━━━ Entries supplied ━━━
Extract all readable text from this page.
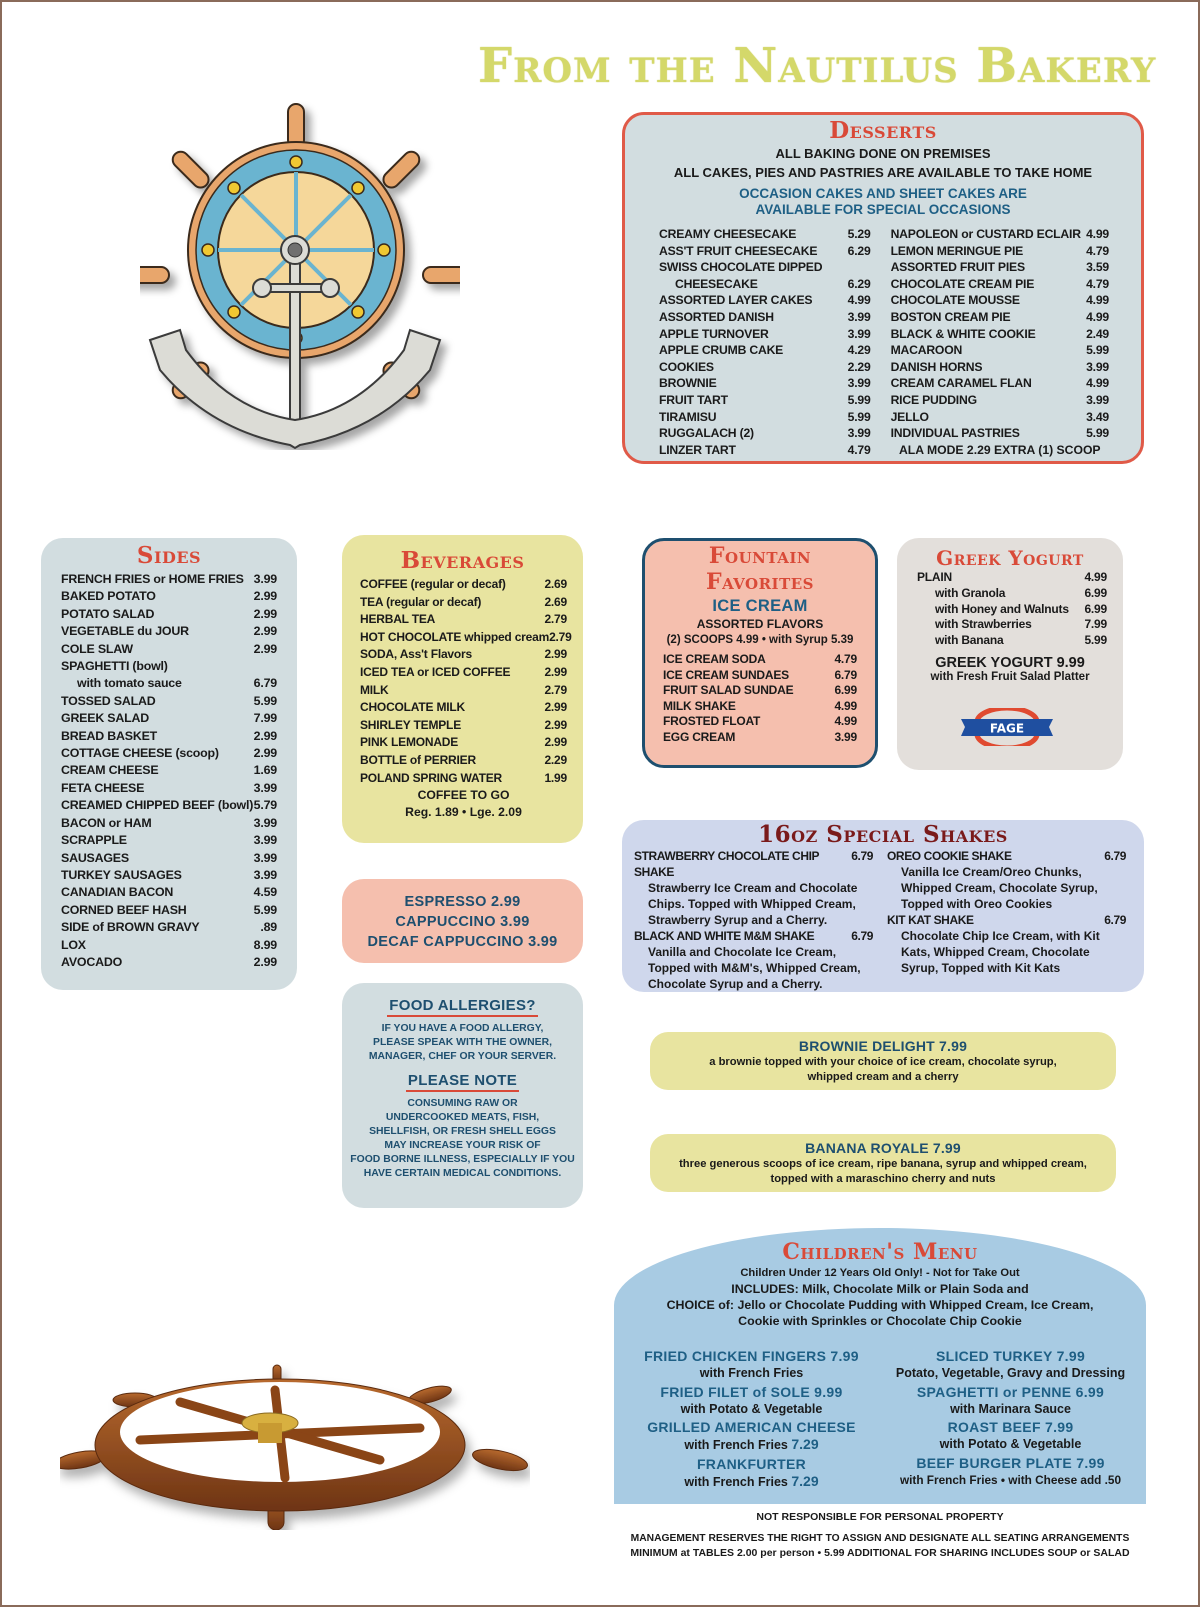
From the Nautilus Bakery
Desserts
ALL BAKING DONE ON PREMISES
ALL CAKES, PIES AND PASTRIES ARE AVAILABLE TO TAKE HOME
OCCASION CAKES AND SHEET CAKES ARE
AVAILABLE FOR SPECIAL OCCASIONS
CREAMY CHEESECAKE	5.29
ASS'T FRUIT CHEESECAKE 6.29
SWISS CHOCOLATE DIPPED
CHEESECAKE	6.29
ASSORTED LAYER CAKES	4.99
ASSORTED DANISH	3.99
APPLE TURNOVER	3.99
APPLE CRUMB CAKE	4.29
COOKIES	2.29
BROWNIE	3.99
FRUIT TART	5.99
TIRAMISU	5.99
RUGGALACH (2)	3.99
LINZER TART	4.79
NAPOLEON or CUSTARD ECLAIR 4.99
LEMON MERINGUE PIE	4.79
ASSORTED FRUIT PIES	3.59
CHOCOLATE CREAM PIE	4.79
CHOCOLATE MOUSSE	4.99
BOSTON CREAM PIE	4.99
BLACK & WHITE COOKIE	2.49
MACAROON	5.99
DANISH HORNS	3.99
CREAM CARAMEL FLAN	4.99
RICE PUDDING	3.99
JELLO	3.49
INDIVIDUAL PASTRIES	5.99
ALA MODE 2.29 EXTRA (1) SCOOP
Sides
FRENCH FRIES or HOME FRIES 3.99
BAKED POTATO	2.99
POTATO SALAD	2.99
VEGETABLE du JOUR	2.99
COLE SLAW	2.99
SPAGHETTI (bowl)
with tomato sauce	6.79
TOSSED SALAD	5.99
GREEK SALAD	7.99
BREAD BASKET	2.99
COTTAGE CHEESE (scoop)	2.99
CREAM CHEESE	1.69
FETA CHEESE	3.99
CREAMED CHIPPED BEEF (bowl) 5.79
BACON or HAM	3.99
SCRAPPLE	3.99
SAUSAGES	3.99
TURKEY SAUSAGES	3.99
CANADIAN BACON	4.59
CORNED BEEF HASH	5.99
SIDE of BROWN GRAVY	.89
LOX	8.99
AVOCADO	2.99
Beverages
COFFEE (regular or decaf)	2.69
TEA (regular or decaf)	2.69
HERBAL TEA	2.79
HOT CHOCOLATE whipped cream 2.79
SODA, Ass't Flavors	2.99
ICED TEA or ICED COFFEE	2.99
MILK	2.79
CHOCOLATE MILK	2.99
SHIRLEY TEMPLE	2.99
PINK LEMONADE	2.99
BOTTLE of PERRIER	2.29
POLAND SPRING WATER	1.99
COFFEE TO GO
Reg. 1.89 • Lge. 2.09
ESPRESSO 2.99
CAPPUCCINO 3.99
DECAF CAPPUCCINO 3.99
FOOD ALLERGIES?
IF YOU HAVE A FOOD ALLERGY,
PLEASE SPEAK WITH THE OWNER,
MANAGER, CHEF OR YOUR SERVER.
PLEASE NOTE
CONSUMING RAW OR
UNDERCOOKED MEATS, FISH,
SHELLFISH, OR FRESH SHELL EGGS
MAY INCREASE YOUR RISK OF
FOOD BORNE ILLNESS, ESPECIALLY IF YOU
HAVE CERTAIN MEDICAL CONDITIONS.
Fountain
Favorites
ICE CREAM
ASSORTED FLAVORS
(2) SCOOPS 4.99 • with Syrup 5.39
ICE CREAM SODA	4.79
ICE CREAM SUNDAES	6.79
FRUIT SALAD SUNDAE	6.99
MILK SHAKE	4.99
FROSTED FLOAT	4.99
EGG CREAM	3.99
Greek Yogurt
PLAIN	4.99
with Granola	6.99
with Honey and Walnuts 6.99
with Strawberries	7.99
with Banana	5.99
GREEK YOGURT 9.99
with Fresh Fruit Salad Platter
FAGE
16oz Special Shakes
STRAWBERRY CHOCOLATE CHIP SHAKE
6.79
Strawberry Ice Cream and Chocolate Chips. Topped with Whipped Cream, Strawberry Syrup and a Cherry.
BLACK AND WHITE M&M SHAKE	6.79
Vanilla and Chocolate Ice Cream, Topped with M&M's, Whipped Cream, Chocolate Syrup and a Cherry.
OREO COOKIE SHAKE	6.79
Vanilla Ice Cream/Oreo Chunks, Whipped Cream, Chocolate Syrup, Topped with Oreo Cookies
KIT KAT SHAKE	6.79
Chocolate Chip Ice Cream, with Kit Kats, Whipped Cream, Chocolate Syrup, Topped with Kit Kats
BROWNIE DELIGHT 7.99
a brownie topped with your choice of ice cream, chocolate syrup,
whipped cream and a cherry
BANANA ROYALE 7.99
three generous scoops of ice cream, ripe banana, syrup and whipped cream,
topped with a maraschino cherry and nuts
Children's Menu
Children Under 12 Years Old Only! - Not for Take Out
INCLUDES: Milk, Chocolate Milk or Plain Soda and
CHOICE of: Jello or Chocolate Pudding with Whipped Cream, Ice Cream,
Cookie with Sprinkles or Chocolate Chip Cookie
FRIED CHICKEN FINGERS 7.99
with French Fries
FRIED FILET of SOLE 9.99
with Potato & Vegetable
GRILLED AMERICAN CHEESE
with French Fries 7.29
FRANKFURTER
with French Fries 7.29
SLICED TURKEY 7.99
Potato, Vegetable, Gravy and Dressing
SPAGHETTI or PENNE 6.99
with Marinara Sauce
ROAST BEEF 7.99
with Potato & Vegetable
BEEF BURGER PLATE 7.99
with French Fries • with Cheese add .50
NOT RESPONSIBLE FOR PERSONAL PROPERTY
MANAGEMENT RESERVES THE RIGHT TO ASSIGN AND DESIGNATE ALL SEATING ARRANGEMENTS
MINIMUM at TABLES 2.00 per person • 5.99 ADDITIONAL FOR SHARING INCLUDES SOUP or SALAD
━━━
_Task_
All of the entries need to be transcribed word for word; pictures are left out.

_Result for this exercise_
Extract all readable text from this page.
From the Nautilus Bakery
Desserts
ALL BAKING DONE ON PREMISES
ALL CAKES, PIES AND PASTRIES ARE AVAILABLE TO TAKE HOME
OCCASION CAKES AND SHEET CAKES ARE
AVAILABLE FOR SPECIAL OCCASIONS
CREAMY CHEESECAKE	5.29
ASS'T FRUIT CHEESECAKE 6.29
SWISS CHOCOLATE DIPPED
CHEESECAKE	6.29
ASSORTED LAYER CAKES	4.99
ASSORTED DANISH	3.99
APPLE TURNOVER	3.99
APPLE CRUMB CAKE	4.29
COOKIES	2.29
BROWNIE	3.99
FRUIT TART	5.99
TIRAMISU	5.99
RUGGALACH (2)	3.99
LINZER TART	4.79
NAPOLEON or CUSTARD ECLAIR 4.99
LEMON MERINGUE PIE	4.79
ASSORTED FRUIT PIES	3.59
CHOCOLATE CREAM PIE	4.79
CHOCOLATE MOUSSE	4.99
BOSTON CREAM PIE	4.99
BLACK & WHITE COOKIE	2.49
MACAROON	5.99
DANISH HORNS	3.99
CREAM CARAMEL FLAN	4.99
RICE PUDDING	3.99
JELLO	3.49
INDIVIDUAL PASTRIES	5.99
ALA MODE 2.29 EXTRA (1) SCOOP
Sides
FRENCH FRIES or HOME FRIES 3.99
BAKED POTATO	2.99
POTATO SALAD	2.99
VEGETABLE du JOUR	2.99
COLE SLAW	2.99
SPAGHETTI (bowl)
with tomato sauce	6.79
TOSSED SALAD	5.99
GREEK SALAD	7.99
BREAD BASKET	2.99
COTTAGE CHEESE (scoop)	2.99
CREAM CHEESE	1.69
FETA CHEESE	3.99
CREAMED CHIPPED BEEF (bowl) 5.79
BACON or HAM	3.99
SCRAPPLE	3.99
SAUSAGES	3.99
TURKEY SAUSAGES	3.99
CANADIAN BACON	4.59
CORNED BEEF HASH	5.99
SIDE of BROWN GRAVY	.89
LOX	8.99
AVOCADO	2.99
Beverages
COFFEE (regular or decaf)	2.69
TEA (regular or decaf)	2.69
HERBAL TEA	2.79
HOT CHOCOLATE whipped cream 2.79
SODA, Ass't Flavors	2.99
ICED TEA or ICED COFFEE	2.99
MILK	2.79
CHOCOLATE MILK	2.99
SHIRLEY TEMPLE	2.99
PINK LEMONADE	2.99
BOTTLE of PERRIER	2.29
POLAND SPRING WATER	1.99
COFFEE TO GO
Reg. 1.89 • Lge. 2.09
ESPRESSO 2.99
CAPPUCCINO 3.99
DECAF CAPPUCCINO 3.99
FOOD ALLERGIES?
IF YOU HAVE A FOOD ALLERGY,
PLEASE SPEAK WITH THE OWNER,
MANAGER, CHEF OR YOUR SERVER.
PLEASE NOTE
CONSUMING RAW OR
UNDERCOOKED MEATS, FISH,
SHELLFISH, OR FRESH SHELL EGGS
MAY INCREASE YOUR RISK OF
FOOD BORNE ILLNESS, ESPECIALLY IF YOU
HAVE CERTAIN MEDICAL CONDITIONS.
Fountain
Favorites
ICE CREAM
ASSORTED FLAVORS
(2) SCOOPS 4.99 • with Syrup 5.39
ICE CREAM SODA	4.79
ICE CREAM SUNDAES	6.79
FRUIT SALAD SUNDAE	6.99
MILK SHAKE	4.99
FROSTED FLOAT	4.99
EGG CREAM	3.99
Greek Yogurt
PLAIN	4.99
with Granola	6.99
with Honey and Walnuts 6.99
with Strawberries	7.99
with Banana	5.99
GREEK YOGURT 9.99
with Fresh Fruit Salad Platter
FAGE
16oz Special Shakes
STRAWBERRY CHOCOLATE CHIP SHAKE
6.79
Strawberry Ice Cream and Chocolate Chips. Topped with Whipped Cream, Strawberry Syrup and a Cherry.
BLACK AND WHITE M&M SHAKE	6.79
Vanilla and Chocolate Ice Cream, Topped with M&M's, Whipped Cream, Chocolate Syrup and a Cherry.
OREO COOKIE SHAKE	6.79
Vanilla Ice Cream/Oreo Chunks, Whipped Cream, Chocolate Syrup, Topped with Oreo Cookies
KIT KAT SHAKE	6.79
Chocolate Chip Ice Cream, with Kit Kats, Whipped Cream, Chocolate Syrup, Topped with Kit Kats
BROWNIE DELIGHT 7.99
a brownie topped with your choice of ice cream, chocolate syrup,
whipped cream and a cherry
BANANA ROYALE 7.99
three generous scoops of ice cream, ripe banana, syrup and whipped cream,
topped with a maraschino cherry and nuts
Children's Menu
Children Under 12 Years Old Only! - Not for Take Out
INCLUDES: Milk, Chocolate Milk or Plain Soda and
CHOICE of: Jello or Chocolate Pudding with Whipped Cream, Ice Cream,
Cookie with Sprinkles or Chocolate Chip Cookie
FRIED CHICKEN FINGERS 7.99
with French Fries
FRIED FILET of SOLE 9.99
with Potato & Vegetable
GRILLED AMERICAN CHEESE
with French Fries 7.29
FRANKFURTER
with French Fries 7.29
SLICED TURKEY 7.99
Potato, Vegetable, Gravy and Dressing
SPAGHETTI or PENNE 6.99
with Marinara Sauce
ROAST BEEF 7.99
with Potato & Vegetable
BEEF BURGER PLATE 7.99
with French Fries • with Cheese add .50
NOT RESPONSIBLE FOR PERSONAL PROPERTY
MANAGEMENT RESERVES THE RIGHT TO ASSIGN AND DESIGNATE ALL SEATING ARRANGEMENTS
MINIMUM at TABLES 2.00 per person • 5.99 ADDITIONAL FOR SHARING INCLUDES SOUP or SALAD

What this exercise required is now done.